• [GIVEN REQUEST]: Collect from the data below each line with "Vienne".

━━━━━━━━━━━━━━━━━━━━

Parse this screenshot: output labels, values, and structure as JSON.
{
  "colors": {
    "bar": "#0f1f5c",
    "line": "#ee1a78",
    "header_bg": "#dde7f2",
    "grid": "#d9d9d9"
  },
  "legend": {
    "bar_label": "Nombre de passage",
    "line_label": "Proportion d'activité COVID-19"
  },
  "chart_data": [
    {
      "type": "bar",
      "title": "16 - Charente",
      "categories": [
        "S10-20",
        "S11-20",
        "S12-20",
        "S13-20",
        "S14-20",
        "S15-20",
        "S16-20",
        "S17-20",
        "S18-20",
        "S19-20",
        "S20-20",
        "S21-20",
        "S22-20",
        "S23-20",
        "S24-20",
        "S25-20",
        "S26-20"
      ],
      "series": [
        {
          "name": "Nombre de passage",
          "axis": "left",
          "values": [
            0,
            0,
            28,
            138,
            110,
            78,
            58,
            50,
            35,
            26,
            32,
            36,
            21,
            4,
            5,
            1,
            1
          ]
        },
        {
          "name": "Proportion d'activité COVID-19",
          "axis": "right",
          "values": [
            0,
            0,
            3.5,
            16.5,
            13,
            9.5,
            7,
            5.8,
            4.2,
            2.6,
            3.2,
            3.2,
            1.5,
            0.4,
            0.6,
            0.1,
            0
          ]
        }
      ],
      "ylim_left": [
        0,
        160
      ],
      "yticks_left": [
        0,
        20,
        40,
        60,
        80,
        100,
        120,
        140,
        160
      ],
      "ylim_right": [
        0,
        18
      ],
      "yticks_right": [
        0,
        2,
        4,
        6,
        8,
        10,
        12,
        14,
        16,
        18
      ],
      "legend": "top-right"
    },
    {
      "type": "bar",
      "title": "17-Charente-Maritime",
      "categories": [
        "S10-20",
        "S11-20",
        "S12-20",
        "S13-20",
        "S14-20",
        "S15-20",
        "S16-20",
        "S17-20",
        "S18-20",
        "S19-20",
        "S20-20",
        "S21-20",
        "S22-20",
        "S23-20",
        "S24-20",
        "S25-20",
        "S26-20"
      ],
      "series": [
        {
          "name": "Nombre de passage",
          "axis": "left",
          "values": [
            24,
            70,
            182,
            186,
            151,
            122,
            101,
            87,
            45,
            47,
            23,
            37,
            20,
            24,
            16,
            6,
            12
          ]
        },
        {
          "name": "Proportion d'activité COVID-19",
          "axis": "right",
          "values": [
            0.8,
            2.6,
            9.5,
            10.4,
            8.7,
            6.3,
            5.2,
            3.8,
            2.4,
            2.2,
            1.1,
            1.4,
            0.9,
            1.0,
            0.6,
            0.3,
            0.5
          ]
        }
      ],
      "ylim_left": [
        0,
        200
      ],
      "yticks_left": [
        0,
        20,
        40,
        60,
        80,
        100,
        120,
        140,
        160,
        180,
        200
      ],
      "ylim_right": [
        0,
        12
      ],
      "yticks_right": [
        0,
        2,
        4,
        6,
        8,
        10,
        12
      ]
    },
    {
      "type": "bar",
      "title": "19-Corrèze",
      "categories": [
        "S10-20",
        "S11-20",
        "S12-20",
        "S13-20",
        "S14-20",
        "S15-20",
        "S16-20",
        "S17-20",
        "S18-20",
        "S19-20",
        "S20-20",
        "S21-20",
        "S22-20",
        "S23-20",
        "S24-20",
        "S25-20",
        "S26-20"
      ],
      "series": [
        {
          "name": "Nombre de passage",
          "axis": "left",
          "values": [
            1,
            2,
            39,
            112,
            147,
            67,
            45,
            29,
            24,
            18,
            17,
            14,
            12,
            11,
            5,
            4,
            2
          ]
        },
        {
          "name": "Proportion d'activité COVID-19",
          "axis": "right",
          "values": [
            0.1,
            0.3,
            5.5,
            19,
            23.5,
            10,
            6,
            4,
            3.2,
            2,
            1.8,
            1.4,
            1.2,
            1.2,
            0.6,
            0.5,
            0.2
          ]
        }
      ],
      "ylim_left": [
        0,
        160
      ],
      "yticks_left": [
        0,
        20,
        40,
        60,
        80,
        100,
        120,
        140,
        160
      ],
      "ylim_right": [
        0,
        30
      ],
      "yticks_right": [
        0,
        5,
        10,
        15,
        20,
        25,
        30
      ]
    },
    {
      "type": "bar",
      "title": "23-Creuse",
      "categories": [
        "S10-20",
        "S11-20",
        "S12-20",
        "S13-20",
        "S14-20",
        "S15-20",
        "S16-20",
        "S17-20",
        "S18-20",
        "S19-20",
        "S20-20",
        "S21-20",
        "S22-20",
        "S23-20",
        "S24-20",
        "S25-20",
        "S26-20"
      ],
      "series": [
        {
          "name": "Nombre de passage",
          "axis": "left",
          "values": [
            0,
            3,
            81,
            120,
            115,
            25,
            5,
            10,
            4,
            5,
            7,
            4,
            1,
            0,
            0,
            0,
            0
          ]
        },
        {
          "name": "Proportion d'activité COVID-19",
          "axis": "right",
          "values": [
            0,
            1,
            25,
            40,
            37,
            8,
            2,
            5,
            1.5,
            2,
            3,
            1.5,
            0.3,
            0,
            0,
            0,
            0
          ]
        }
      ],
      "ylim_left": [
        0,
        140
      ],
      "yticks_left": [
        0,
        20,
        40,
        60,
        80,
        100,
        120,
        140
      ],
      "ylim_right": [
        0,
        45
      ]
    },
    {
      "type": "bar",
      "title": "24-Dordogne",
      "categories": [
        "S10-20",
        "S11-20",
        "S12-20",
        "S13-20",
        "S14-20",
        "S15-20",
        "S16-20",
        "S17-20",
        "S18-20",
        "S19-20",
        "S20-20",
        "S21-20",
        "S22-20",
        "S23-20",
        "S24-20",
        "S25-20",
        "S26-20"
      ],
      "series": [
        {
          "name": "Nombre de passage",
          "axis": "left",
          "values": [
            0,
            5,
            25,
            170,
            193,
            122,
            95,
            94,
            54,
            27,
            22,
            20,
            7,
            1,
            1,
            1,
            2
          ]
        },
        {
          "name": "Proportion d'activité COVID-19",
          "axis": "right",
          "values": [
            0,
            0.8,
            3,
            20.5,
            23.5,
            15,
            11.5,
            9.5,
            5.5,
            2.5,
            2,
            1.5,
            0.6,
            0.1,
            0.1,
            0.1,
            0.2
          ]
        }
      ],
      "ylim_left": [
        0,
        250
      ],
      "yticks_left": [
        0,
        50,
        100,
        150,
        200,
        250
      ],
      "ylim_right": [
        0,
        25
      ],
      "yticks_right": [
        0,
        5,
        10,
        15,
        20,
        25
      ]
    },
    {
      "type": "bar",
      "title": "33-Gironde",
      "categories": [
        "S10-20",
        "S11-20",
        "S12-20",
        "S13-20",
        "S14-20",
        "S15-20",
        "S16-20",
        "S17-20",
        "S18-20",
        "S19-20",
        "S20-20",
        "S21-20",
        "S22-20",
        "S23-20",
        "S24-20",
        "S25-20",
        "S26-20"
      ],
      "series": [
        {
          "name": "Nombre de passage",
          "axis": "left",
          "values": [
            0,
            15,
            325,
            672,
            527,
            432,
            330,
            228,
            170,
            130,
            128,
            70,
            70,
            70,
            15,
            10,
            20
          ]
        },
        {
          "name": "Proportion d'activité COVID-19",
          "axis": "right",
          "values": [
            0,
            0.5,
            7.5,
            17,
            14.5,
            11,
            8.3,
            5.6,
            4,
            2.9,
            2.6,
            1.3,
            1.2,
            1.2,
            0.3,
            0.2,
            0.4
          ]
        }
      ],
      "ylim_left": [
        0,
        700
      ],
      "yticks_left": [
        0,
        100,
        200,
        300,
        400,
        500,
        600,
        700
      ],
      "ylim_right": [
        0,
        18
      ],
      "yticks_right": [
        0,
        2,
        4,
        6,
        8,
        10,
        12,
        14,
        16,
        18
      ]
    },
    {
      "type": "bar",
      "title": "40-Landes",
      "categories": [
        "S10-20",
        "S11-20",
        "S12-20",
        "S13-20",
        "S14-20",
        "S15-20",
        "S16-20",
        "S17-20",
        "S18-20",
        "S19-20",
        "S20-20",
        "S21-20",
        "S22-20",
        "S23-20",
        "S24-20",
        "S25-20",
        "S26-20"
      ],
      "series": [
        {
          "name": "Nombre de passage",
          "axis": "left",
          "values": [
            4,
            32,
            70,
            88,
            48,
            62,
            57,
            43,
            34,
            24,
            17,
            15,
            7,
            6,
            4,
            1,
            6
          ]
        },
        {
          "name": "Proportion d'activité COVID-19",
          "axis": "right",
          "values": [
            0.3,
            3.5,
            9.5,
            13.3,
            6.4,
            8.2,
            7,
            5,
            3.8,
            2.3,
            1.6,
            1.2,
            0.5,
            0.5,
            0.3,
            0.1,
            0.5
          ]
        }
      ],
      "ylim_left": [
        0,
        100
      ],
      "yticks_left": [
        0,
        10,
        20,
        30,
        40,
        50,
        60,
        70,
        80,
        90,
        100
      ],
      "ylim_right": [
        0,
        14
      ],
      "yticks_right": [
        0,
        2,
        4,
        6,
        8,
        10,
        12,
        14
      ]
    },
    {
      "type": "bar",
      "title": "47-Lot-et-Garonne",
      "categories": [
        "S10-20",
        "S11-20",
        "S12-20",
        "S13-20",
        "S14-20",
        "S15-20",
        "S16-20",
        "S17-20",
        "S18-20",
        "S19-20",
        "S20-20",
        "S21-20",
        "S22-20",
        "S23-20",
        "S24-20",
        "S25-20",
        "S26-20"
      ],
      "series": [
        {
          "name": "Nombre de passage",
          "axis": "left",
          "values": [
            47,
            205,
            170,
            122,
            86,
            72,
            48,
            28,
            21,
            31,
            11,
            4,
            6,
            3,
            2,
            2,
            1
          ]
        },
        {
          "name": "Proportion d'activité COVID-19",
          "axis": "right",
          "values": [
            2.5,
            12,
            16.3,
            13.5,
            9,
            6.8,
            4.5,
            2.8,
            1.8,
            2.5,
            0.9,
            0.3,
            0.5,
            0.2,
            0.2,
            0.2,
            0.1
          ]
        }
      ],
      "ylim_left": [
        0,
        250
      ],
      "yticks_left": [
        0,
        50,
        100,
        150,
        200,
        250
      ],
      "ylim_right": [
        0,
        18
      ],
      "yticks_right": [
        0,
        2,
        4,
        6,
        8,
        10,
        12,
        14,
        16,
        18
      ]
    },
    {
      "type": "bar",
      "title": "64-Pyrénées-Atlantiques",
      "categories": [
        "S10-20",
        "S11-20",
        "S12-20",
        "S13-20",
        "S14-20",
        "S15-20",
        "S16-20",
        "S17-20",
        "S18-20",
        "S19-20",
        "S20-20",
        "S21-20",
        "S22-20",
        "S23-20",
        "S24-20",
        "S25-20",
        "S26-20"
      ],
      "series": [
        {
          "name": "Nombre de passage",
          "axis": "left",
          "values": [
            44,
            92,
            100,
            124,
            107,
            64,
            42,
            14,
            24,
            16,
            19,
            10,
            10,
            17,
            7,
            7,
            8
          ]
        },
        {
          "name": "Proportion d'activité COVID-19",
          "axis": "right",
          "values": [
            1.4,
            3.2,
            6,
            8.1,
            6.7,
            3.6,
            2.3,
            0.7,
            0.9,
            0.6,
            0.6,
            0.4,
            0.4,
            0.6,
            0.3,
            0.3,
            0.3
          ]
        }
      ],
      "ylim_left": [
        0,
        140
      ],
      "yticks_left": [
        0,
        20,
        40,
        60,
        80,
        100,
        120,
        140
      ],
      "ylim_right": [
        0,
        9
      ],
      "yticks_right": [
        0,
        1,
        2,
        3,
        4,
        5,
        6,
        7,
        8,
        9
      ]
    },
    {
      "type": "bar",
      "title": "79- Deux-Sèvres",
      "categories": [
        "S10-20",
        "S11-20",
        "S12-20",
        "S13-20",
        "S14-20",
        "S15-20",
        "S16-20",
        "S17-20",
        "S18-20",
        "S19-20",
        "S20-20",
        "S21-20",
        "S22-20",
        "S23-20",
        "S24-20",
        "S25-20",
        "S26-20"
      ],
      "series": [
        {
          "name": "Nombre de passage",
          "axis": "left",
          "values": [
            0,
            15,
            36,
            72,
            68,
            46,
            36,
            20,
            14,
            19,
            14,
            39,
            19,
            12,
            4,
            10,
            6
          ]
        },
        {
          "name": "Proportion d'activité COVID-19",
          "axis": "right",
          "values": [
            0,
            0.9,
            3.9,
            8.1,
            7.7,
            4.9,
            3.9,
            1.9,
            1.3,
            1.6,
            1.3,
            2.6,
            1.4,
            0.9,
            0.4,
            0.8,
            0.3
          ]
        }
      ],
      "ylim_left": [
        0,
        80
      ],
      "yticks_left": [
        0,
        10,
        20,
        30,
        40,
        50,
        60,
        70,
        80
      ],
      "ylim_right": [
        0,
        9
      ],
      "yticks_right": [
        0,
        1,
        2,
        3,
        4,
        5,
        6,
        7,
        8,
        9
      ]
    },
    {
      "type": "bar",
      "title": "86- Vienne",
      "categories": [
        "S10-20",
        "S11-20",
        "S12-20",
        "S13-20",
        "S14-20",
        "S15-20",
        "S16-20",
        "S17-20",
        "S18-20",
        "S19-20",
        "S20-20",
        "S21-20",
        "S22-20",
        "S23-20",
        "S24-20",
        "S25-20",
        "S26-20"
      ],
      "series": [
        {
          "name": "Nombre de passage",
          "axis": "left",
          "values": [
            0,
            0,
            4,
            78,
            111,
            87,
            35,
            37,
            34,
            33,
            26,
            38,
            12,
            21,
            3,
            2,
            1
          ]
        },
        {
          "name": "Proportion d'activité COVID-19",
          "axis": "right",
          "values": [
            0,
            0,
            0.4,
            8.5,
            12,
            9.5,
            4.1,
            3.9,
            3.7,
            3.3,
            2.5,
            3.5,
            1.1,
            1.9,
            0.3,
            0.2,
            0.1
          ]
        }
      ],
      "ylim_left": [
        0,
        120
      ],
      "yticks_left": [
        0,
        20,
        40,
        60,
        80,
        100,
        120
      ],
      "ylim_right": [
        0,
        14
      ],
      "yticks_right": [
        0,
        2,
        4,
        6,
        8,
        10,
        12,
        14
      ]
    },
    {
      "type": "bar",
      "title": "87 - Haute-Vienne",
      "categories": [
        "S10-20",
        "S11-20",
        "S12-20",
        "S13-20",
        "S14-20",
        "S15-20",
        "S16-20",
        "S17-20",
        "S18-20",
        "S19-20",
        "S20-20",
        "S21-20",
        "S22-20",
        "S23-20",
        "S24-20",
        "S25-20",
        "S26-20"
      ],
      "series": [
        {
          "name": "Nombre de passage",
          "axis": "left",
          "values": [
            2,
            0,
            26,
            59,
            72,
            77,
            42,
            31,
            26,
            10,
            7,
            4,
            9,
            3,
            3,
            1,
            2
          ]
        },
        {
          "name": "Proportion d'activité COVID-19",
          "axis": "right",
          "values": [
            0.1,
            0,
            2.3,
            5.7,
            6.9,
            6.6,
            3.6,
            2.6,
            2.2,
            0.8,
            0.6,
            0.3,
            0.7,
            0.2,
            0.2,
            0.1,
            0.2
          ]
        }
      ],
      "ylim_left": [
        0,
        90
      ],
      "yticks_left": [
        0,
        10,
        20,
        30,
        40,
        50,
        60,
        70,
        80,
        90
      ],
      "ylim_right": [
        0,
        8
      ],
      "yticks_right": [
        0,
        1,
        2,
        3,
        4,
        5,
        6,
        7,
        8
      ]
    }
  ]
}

━━━━━━━━━━━━━━━━━━━━

• [EXPECTED ANSWER]:
      "title": "86- Vienne",
      "title": "87 - Haute-Vienne",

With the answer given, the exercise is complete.